***** GIVEN RECORDS
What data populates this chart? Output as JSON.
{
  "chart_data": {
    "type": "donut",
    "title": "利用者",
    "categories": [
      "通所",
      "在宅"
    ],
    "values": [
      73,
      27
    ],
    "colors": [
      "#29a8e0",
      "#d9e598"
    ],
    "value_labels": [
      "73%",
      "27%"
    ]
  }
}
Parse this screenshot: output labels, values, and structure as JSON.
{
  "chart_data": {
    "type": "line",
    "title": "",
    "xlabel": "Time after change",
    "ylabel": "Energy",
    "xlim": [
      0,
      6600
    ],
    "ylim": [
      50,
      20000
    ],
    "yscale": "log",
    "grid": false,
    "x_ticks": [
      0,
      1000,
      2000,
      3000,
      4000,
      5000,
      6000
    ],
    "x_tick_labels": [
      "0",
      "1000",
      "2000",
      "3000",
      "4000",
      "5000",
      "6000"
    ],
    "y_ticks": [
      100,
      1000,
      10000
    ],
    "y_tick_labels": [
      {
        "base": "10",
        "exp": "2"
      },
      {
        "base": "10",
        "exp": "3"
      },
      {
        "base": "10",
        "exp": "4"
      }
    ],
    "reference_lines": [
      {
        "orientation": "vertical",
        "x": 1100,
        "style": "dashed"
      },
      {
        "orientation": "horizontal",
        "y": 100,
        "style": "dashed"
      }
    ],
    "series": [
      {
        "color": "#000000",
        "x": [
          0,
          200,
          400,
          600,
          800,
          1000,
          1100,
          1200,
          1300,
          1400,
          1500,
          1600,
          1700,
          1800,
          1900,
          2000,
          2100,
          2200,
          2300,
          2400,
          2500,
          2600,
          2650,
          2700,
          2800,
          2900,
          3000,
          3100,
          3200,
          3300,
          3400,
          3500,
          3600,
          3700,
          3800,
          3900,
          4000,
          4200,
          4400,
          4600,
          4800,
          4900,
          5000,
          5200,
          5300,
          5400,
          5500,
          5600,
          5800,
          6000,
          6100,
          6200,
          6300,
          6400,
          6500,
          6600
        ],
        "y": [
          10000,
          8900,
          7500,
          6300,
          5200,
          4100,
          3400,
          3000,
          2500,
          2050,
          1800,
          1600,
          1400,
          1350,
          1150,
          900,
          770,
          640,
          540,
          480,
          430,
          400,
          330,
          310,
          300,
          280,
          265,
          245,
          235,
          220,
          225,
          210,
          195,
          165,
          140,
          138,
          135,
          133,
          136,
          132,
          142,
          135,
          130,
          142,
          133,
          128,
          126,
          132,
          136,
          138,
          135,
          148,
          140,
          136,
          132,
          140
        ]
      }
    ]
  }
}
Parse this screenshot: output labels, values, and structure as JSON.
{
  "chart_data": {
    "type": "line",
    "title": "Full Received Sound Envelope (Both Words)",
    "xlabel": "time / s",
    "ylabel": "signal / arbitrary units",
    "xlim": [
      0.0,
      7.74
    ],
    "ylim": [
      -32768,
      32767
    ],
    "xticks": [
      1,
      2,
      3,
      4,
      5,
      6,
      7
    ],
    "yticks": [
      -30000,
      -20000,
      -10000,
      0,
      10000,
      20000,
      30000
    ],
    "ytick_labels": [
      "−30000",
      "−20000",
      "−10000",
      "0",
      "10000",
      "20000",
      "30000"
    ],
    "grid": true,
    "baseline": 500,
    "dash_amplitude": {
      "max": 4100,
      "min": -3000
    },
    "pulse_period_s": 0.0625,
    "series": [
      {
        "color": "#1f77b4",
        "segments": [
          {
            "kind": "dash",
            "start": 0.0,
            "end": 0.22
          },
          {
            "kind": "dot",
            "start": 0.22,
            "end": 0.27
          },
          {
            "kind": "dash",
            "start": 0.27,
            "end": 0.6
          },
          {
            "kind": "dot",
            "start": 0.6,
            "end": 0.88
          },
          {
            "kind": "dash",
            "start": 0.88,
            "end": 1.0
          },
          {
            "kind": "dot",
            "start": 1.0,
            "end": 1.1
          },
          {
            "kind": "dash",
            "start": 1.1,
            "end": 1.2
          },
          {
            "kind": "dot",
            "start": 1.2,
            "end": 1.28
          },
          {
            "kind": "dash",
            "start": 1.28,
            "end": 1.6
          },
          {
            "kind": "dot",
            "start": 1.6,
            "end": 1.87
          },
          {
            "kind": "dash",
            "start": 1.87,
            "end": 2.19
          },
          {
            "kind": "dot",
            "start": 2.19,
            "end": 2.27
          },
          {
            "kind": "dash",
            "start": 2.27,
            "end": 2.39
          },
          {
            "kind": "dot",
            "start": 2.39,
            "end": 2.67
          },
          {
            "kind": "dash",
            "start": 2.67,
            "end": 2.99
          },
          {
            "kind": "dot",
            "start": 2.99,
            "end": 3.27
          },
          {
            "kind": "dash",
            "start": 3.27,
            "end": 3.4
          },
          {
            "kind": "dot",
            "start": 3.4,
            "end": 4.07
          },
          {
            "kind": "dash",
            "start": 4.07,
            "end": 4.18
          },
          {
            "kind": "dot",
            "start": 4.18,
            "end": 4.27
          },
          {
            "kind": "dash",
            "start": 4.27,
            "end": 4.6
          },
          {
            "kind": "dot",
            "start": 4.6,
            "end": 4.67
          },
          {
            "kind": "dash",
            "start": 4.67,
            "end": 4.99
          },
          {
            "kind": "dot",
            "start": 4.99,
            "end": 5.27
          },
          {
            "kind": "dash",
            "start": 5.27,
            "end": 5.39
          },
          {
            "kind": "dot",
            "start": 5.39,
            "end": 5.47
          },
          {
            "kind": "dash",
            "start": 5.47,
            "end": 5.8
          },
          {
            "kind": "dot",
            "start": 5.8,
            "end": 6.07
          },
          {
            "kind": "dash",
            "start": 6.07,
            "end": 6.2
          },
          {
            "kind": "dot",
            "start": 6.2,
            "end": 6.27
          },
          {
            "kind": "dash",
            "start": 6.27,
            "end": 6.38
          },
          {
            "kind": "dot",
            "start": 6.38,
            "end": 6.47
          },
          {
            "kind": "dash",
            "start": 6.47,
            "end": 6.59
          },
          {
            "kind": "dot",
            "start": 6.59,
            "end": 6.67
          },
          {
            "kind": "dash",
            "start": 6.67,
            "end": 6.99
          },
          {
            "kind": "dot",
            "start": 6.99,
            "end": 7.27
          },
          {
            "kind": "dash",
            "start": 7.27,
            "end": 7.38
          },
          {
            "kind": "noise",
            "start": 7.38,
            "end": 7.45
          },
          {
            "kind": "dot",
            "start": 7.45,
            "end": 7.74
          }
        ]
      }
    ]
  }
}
**********
#### WHAT NEEDS TO BE DONE
The answer must consist solely of the number of lines in the entries that contain the word "orientation".

#### FINISHED TASK
2